* _Written request_
Check each line of the listing below for the string "населения", and copy the ones that have it.

* _Data lines_
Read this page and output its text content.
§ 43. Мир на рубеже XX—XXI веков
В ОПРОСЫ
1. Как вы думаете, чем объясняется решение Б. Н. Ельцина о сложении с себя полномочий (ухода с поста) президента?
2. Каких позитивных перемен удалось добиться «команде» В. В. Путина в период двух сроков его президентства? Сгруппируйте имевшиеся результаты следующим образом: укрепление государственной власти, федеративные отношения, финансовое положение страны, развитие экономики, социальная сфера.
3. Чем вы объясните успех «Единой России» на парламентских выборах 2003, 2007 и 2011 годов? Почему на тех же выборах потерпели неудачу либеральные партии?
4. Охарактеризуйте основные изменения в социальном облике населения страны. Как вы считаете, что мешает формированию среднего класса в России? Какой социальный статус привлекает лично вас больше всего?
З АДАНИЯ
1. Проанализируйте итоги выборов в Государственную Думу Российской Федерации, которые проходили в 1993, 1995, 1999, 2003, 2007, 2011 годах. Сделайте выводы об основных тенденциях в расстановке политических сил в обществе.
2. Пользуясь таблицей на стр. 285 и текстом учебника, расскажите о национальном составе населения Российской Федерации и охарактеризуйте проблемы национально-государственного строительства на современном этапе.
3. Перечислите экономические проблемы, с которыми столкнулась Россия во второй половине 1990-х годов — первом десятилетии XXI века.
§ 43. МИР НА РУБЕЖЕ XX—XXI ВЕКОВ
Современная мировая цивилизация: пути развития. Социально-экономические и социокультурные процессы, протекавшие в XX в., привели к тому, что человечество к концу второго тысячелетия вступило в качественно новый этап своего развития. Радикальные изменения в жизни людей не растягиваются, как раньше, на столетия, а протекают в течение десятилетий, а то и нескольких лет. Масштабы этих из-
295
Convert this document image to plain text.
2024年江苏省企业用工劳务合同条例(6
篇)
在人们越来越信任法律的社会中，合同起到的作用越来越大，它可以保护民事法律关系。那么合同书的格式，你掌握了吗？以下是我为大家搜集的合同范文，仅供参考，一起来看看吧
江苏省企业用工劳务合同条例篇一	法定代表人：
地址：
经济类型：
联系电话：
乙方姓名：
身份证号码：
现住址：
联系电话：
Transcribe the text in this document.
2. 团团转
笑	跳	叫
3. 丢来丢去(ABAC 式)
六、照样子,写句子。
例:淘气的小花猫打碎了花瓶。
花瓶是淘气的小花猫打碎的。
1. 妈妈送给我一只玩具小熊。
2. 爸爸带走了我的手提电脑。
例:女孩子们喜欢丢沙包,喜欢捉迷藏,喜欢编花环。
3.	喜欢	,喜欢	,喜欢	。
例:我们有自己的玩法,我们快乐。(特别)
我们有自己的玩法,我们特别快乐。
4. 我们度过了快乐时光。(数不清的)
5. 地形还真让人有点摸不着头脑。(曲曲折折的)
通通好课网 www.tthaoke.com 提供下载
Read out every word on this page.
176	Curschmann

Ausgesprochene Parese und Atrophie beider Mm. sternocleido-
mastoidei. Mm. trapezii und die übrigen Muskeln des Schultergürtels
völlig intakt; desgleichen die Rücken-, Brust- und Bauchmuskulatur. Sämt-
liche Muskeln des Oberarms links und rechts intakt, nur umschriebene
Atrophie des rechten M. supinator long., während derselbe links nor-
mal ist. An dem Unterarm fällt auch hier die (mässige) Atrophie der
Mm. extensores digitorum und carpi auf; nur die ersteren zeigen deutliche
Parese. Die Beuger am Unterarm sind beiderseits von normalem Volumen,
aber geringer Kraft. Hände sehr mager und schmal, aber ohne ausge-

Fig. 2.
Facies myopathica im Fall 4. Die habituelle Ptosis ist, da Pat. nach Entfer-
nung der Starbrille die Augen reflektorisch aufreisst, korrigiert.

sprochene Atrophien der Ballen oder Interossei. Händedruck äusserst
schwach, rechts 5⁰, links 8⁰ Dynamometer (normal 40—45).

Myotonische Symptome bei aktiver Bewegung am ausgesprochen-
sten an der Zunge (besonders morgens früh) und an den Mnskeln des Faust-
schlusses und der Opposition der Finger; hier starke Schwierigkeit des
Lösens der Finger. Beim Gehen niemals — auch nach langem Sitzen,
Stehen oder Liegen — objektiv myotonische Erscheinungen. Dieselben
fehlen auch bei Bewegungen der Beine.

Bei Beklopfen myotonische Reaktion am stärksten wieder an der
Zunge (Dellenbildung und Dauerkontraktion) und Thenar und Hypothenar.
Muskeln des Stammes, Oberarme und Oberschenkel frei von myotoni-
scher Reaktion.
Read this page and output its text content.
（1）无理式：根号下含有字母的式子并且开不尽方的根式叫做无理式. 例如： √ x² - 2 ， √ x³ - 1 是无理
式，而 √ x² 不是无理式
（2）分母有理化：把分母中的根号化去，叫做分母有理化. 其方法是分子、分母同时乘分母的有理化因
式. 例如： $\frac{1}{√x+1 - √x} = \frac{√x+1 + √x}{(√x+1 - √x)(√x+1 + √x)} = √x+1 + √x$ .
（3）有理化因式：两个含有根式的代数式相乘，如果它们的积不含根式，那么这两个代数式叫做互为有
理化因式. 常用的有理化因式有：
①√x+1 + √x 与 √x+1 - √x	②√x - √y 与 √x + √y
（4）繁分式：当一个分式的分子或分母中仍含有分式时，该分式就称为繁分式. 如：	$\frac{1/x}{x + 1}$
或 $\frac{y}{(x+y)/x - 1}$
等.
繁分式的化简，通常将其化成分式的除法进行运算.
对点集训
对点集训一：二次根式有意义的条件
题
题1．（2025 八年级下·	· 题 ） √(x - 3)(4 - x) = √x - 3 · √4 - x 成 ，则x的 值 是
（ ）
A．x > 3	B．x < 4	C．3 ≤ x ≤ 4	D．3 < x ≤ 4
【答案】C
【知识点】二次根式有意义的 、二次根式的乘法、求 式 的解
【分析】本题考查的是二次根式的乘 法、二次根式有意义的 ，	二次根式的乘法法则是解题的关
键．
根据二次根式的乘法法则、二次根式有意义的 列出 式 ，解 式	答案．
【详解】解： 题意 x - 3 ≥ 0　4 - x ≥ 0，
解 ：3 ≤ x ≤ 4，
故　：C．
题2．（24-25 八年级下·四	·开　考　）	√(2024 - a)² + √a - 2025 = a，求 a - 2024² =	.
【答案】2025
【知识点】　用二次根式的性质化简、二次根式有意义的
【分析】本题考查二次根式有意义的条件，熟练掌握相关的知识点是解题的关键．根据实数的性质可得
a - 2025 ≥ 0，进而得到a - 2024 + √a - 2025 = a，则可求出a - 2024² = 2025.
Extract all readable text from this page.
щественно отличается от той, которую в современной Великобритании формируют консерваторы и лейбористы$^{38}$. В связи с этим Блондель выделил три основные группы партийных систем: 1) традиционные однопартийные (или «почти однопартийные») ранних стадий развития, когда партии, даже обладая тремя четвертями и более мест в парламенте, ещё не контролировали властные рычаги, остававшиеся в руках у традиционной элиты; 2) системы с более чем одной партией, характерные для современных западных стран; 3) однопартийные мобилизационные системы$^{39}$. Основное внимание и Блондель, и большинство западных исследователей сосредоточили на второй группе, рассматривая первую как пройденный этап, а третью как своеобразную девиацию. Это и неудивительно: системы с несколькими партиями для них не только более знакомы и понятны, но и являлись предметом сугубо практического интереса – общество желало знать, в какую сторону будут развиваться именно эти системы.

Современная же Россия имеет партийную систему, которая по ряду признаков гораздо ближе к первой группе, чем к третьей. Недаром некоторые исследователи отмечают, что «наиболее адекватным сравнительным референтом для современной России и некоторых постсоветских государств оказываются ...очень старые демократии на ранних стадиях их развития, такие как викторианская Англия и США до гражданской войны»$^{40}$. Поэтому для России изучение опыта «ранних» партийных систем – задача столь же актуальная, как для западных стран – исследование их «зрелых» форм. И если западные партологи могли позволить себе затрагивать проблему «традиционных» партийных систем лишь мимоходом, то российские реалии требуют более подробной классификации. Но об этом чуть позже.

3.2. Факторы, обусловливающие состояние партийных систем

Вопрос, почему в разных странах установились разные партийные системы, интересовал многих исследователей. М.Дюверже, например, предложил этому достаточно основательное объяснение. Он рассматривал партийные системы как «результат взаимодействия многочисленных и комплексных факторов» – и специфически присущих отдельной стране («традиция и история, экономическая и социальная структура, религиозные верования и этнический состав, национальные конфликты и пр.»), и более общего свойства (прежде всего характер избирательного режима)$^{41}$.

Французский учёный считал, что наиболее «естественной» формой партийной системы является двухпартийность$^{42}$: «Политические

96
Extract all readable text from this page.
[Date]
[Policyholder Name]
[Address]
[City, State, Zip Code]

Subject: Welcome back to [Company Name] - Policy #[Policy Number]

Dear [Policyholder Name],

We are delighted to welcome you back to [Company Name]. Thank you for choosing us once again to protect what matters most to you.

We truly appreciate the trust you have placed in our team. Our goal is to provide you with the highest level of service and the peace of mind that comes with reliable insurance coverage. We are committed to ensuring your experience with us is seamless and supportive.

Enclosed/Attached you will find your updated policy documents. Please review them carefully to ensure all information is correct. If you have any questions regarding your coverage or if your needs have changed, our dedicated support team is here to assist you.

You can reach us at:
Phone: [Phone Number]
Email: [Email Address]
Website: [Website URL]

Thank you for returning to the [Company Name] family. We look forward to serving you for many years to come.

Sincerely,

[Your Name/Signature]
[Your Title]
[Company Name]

* _Result of the task_
4. Охарактеризуйте основные изменения в социальном облике населения страны. Как вы считаете, что мешает формированию среднего класса в России? Какой социальный статус привлекает лично вас больше всего?
2. Пользуясь таблицей на стр. 285 и текстом учебника, расскажите о национальном составе населения Российской Федерации и охарактеризуйте проблемы национально-государственного строительства на современном этапе.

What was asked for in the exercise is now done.